- What to produce
Here are some records; copy every line that holds the word "Year".

- Supplied records

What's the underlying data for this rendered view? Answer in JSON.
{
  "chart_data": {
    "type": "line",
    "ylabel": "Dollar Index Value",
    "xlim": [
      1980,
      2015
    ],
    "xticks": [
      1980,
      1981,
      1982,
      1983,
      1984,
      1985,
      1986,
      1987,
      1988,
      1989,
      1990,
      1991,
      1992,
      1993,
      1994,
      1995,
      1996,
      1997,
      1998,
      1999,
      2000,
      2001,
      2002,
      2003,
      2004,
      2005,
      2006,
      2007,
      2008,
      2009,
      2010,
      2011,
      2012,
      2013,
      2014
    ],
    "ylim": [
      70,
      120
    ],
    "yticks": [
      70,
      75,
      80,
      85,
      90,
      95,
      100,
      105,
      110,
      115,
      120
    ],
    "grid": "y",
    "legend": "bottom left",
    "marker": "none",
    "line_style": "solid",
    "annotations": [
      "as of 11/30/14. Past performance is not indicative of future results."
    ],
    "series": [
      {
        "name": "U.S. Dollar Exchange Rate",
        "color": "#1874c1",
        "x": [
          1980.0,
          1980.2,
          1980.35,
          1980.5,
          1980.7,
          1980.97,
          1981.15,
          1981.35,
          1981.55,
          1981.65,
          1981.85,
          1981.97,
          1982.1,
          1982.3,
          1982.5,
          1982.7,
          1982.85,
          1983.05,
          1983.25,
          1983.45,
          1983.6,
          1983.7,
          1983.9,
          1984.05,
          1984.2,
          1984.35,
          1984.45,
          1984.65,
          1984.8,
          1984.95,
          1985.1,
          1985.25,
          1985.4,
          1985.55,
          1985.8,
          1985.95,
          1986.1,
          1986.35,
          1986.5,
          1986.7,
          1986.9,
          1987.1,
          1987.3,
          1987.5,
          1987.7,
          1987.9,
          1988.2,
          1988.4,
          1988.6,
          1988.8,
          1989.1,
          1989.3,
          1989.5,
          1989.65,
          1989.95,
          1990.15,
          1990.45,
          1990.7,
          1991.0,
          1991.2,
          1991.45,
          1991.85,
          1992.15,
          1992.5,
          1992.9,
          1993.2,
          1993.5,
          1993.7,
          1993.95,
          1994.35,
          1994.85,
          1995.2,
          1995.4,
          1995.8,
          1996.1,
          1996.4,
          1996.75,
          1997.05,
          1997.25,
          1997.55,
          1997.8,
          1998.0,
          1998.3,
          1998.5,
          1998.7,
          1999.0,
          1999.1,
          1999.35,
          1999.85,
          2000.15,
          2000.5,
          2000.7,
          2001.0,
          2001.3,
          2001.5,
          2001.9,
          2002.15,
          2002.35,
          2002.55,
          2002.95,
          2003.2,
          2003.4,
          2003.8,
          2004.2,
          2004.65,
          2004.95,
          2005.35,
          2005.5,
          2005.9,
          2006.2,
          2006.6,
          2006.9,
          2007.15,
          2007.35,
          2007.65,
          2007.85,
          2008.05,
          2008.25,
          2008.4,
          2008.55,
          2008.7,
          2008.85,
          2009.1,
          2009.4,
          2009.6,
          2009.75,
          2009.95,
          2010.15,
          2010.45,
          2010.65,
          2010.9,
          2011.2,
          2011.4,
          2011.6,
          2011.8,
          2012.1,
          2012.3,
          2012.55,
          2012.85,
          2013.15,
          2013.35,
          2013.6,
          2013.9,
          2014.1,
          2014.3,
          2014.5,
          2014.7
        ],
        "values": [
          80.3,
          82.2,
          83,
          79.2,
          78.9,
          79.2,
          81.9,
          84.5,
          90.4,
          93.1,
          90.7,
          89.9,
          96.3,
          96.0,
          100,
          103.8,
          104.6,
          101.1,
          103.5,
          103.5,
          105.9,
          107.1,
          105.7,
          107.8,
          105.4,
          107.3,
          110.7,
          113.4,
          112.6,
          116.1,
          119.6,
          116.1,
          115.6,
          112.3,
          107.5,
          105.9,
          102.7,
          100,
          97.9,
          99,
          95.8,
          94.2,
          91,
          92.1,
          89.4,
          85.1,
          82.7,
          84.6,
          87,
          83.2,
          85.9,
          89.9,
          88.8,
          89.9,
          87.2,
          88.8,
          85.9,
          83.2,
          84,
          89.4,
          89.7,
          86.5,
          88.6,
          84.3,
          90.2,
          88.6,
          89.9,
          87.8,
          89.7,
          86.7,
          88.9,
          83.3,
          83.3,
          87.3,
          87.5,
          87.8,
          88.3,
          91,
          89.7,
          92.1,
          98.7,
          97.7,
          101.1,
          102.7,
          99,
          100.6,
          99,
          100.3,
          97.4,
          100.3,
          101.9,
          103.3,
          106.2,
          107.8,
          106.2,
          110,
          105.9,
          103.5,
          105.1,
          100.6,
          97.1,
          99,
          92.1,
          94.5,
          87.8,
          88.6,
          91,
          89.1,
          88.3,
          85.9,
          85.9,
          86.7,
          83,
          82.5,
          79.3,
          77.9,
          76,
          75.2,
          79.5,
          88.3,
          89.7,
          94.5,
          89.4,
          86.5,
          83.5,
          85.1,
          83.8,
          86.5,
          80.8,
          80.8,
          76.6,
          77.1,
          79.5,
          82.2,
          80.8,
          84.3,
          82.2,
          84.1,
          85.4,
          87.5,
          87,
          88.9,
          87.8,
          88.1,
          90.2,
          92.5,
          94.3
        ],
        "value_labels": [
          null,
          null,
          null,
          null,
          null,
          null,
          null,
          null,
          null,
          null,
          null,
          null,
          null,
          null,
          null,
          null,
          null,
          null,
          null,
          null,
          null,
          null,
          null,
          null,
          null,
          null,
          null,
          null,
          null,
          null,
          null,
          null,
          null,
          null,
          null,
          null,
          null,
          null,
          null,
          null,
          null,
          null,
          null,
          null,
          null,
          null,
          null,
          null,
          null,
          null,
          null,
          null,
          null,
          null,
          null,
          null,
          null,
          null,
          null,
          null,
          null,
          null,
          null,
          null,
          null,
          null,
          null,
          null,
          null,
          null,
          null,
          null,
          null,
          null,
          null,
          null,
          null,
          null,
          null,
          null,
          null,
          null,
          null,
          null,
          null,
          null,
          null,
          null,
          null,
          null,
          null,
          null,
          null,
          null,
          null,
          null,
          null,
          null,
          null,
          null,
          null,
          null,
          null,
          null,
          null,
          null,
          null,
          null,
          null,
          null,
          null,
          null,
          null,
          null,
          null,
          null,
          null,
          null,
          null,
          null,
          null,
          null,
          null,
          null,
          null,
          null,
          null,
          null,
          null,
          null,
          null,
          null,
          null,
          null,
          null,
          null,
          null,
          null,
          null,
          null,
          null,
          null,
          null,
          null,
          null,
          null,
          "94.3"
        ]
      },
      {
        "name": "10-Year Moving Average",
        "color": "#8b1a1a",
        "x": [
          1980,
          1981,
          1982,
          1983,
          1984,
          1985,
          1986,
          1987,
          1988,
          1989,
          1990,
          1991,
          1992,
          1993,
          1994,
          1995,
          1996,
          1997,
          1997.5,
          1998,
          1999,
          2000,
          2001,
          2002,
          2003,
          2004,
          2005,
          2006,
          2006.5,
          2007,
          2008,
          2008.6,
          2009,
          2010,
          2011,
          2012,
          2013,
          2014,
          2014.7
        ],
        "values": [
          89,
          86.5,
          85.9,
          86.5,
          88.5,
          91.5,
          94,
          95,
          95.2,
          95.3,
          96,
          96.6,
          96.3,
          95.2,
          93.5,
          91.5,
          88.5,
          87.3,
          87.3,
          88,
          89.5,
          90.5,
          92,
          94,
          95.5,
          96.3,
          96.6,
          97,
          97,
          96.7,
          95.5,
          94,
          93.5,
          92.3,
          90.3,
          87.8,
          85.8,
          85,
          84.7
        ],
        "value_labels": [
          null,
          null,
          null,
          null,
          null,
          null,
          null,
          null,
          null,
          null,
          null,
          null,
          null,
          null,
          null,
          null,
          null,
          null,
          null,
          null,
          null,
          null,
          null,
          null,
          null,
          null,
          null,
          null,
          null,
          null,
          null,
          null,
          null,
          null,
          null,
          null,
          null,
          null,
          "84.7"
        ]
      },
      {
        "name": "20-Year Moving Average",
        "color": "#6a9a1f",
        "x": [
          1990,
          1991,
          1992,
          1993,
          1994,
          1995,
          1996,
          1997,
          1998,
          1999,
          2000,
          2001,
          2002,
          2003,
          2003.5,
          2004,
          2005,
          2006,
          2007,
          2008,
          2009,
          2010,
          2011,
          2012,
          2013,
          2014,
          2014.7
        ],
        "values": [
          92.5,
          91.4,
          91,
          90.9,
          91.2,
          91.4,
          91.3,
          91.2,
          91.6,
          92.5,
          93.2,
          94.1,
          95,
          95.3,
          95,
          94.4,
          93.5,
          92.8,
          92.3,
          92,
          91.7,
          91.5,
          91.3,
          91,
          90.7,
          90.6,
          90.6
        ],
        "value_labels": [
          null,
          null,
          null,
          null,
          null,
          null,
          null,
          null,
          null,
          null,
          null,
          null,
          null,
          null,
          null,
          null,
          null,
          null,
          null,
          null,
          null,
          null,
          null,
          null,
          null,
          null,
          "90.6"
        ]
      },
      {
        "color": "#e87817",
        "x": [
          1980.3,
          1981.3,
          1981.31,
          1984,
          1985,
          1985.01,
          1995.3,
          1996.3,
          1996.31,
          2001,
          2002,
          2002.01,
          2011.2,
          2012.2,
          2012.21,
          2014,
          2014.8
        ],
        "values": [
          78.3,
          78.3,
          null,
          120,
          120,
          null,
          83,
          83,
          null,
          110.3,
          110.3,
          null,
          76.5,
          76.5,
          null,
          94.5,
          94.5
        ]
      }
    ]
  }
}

- Exercise solution
        "name": "10-Year Moving Average",
        "name": "20-Year Moving Average",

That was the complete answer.